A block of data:
▬▬▬
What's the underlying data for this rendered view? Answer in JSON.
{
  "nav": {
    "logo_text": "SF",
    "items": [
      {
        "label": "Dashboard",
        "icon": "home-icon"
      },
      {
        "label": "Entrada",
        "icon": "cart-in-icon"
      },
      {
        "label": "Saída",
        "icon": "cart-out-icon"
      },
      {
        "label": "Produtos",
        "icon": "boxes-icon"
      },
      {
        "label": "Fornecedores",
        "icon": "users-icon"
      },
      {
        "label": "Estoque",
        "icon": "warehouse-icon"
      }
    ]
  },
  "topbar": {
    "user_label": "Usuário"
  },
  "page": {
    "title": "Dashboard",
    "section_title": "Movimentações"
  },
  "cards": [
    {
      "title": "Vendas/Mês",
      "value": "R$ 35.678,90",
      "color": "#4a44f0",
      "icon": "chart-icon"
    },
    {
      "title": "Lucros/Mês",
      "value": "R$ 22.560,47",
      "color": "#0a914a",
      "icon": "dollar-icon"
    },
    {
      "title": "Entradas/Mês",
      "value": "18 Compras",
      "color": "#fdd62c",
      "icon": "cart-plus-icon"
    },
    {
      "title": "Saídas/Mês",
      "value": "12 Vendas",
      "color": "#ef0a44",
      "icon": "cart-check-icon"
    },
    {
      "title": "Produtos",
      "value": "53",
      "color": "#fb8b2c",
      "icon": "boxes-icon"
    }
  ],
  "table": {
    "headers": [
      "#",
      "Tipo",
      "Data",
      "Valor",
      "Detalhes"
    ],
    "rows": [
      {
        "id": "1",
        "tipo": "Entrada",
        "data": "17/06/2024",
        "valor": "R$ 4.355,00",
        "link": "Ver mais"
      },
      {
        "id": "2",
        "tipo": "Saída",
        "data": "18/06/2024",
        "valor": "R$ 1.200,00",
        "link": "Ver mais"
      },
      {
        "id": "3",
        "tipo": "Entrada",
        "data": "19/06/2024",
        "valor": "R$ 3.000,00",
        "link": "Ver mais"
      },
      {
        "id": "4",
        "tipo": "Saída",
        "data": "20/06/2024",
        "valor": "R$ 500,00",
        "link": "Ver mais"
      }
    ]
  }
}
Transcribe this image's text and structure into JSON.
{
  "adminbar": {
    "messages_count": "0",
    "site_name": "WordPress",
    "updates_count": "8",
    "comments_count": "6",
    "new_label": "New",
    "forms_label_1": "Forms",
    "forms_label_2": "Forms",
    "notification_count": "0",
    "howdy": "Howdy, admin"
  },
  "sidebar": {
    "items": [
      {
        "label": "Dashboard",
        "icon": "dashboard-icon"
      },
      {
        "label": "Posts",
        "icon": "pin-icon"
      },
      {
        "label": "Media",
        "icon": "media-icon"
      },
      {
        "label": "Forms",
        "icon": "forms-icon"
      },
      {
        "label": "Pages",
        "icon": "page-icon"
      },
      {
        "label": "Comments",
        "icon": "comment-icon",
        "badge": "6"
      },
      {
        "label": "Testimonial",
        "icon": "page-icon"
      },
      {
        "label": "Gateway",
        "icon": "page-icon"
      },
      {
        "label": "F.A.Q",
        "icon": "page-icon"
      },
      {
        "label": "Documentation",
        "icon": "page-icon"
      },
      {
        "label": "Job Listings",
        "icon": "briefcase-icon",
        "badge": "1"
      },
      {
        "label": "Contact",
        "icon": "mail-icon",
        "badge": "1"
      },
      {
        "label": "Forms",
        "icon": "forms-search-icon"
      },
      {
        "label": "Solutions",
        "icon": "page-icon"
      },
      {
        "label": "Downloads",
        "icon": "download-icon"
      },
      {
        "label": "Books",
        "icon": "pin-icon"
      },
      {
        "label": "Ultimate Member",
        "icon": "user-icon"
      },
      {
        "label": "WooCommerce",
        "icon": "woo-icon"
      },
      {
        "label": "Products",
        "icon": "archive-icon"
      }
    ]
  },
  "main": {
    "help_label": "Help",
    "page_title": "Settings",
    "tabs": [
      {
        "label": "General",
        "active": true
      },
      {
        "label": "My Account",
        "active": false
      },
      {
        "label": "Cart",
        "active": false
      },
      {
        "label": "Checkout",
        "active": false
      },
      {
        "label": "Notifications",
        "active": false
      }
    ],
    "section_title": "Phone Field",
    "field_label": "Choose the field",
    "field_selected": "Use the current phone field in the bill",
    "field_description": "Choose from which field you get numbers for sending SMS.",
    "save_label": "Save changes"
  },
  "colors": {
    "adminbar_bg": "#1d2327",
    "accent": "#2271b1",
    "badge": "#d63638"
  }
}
▬▬▬
_SHORT PROBLEM_
Write out the records shown above, exactly as they appear.

_TASK SOLUTION_
What's the underlying data for this rendered view? Answer in JSON.
{
  "nav": {
    "logo_text": "SF",
    "items": [
      {
        "label": "Dashboard",
        "icon": "home-icon"
      },
      {
        "label": "Entrada",
        "icon": "cart-in-icon"
      },
      {
        "label": "Saída",
        "icon": "cart-out-icon"
      },
      {
        "label": "Produtos",
        "icon": "boxes-icon"
      },
      {
        "label": "Fornecedores",
        "icon": "users-icon"
      },
      {
        "label": "Estoque",
        "icon": "warehouse-icon"
      }
    ]
  },
  "topbar": {
    "user_label": "Usuário"
  },
  "page": {
    "title": "Dashboard",
    "section_title": "Movimentações"
  },
  "cards": [
    {
      "title": "Vendas/Mês",
      "value": "R$ 35.678,90",
      "color": "#4a44f0",
      "icon": "chart-icon"
    },
    {
      "title": "Lucros/Mês",
      "value": "R$ 22.560,47",
      "color": "#0a914a",
      "icon": "dollar-icon"
    },
    {
      "title": "Entradas/Mês",
      "value": "18 Compras",
      "color": "#fdd62c",
      "icon": "cart-plus-icon"
    },
    {
      "title": "Saídas/Mês",
      "value": "12 Vendas",
      "color": "#ef0a44",
      "icon": "cart-check-icon"
    },
    {
      "title": "Produtos",
      "value": "53",
      "color": "#fb8b2c",
      "icon": "boxes-icon"
    }
  ],
  "table": {
    "headers": [
      "#",
      "Tipo",
      "Data",
      "Valor",
      "Detalhes"
    ],
    "rows": [
      {
        "id": "1",
        "tipo": "Entrada",
        "data": "17/06/2024",
        "valor": "R$ 4.355,00",
        "link": "Ver mais"
      },
      {
        "id": "2",
        "tipo": "Saída",
        "data": "18/06/2024",
        "valor": "R$ 1.200,00",
        "link": "Ver mais"
      },
      {
        "id": "3",
        "tipo": "Entrada",
        "data": "19/06/2024",
        "valor": "R$ 3.000,00",
        "link": "Ver mais"
      },
      {
        "id": "4",
        "tipo": "Saída",
        "data": "20/06/2024",
        "valor": "R$ 500,00",
        "link": "Ver mais"
      }
    ]
  }
}
Transcribe this image's text and structure into JSON.
{
  "adminbar": {
    "messages_count": "0",
    "site_name": "WordPress",
    "updates_count": "8",
    "comments_count": "6",
    "new_label": "New",
    "forms_label_1": "Forms",
    "forms_label_2": "Forms",
    "notification_count": "0",
    "howdy": "Howdy, admin"
  },
  "sidebar": {
    "items": [
      {
        "label": "Dashboard",
        "icon": "dashboard-icon"
      },
      {
        "label": "Posts",
        "icon": "pin-icon"
      },
      {
        "label": "Media",
        "icon": "media-icon"
      },
      {
        "label": "Forms",
        "icon": "forms-icon"
      },
      {
        "label": "Pages",
        "icon": "page-icon"
      },
      {
        "label": "Comments",
        "icon": "comment-icon",
        "badge": "6"
      },
      {
        "label": "Testimonial",
        "icon": "page-icon"
      },
      {
        "label": "Gateway",
        "icon": "page-icon"
      },
      {
        "label": "F.A.Q",
        "icon": "page-icon"
      },
      {
        "label": "Documentation",
        "icon": "page-icon"
      },
      {
        "label": "Job Listings",
        "icon": "briefcase-icon",
        "badge": "1"
      },
      {
        "label": "Contact",
        "icon": "mail-icon",
        "badge": "1"
      },
      {
        "label": "Forms",
        "icon": "forms-search-icon"
      },
      {
        "label": "Solutions",
        "icon": "page-icon"
      },
      {
        "label": "Downloads",
        "icon": "download-icon"
      },
      {
        "label": "Books",
        "icon": "pin-icon"
      },
      {
        "label": "Ultimate Member",
        "icon": "user-icon"
      },
      {
        "label": "WooCommerce",
        "icon": "woo-icon"
      },
      {
        "label": "Products",
        "icon": "archive-icon"
      }
    ]
  },
  "main": {
    "help_label": "Help",
    "page_title": "Settings",
    "tabs": [
      {
        "label": "General",
        "active": true
      },
      {
        "label": "My Account",
        "active": false
      },
      {
        "label": "Cart",
        "active": false
      },
      {
        "label": "Checkout",
        "active": false
      },
      {
        "label": "Notifications",
        "active": false
      }
    ],
    "section_title": "Phone Field",
    "field_label": "Choose the field",
    "field_selected": "Use the current phone field in the bill",
    "field_description": "Choose from which field you get numbers for sending SMS.",
    "save_label": "Save changes"
  },
  "colors": {
    "adminbar_bg": "#1d2327",
    "accent": "#2271b1",
    "badge": "#d63638"
  }
}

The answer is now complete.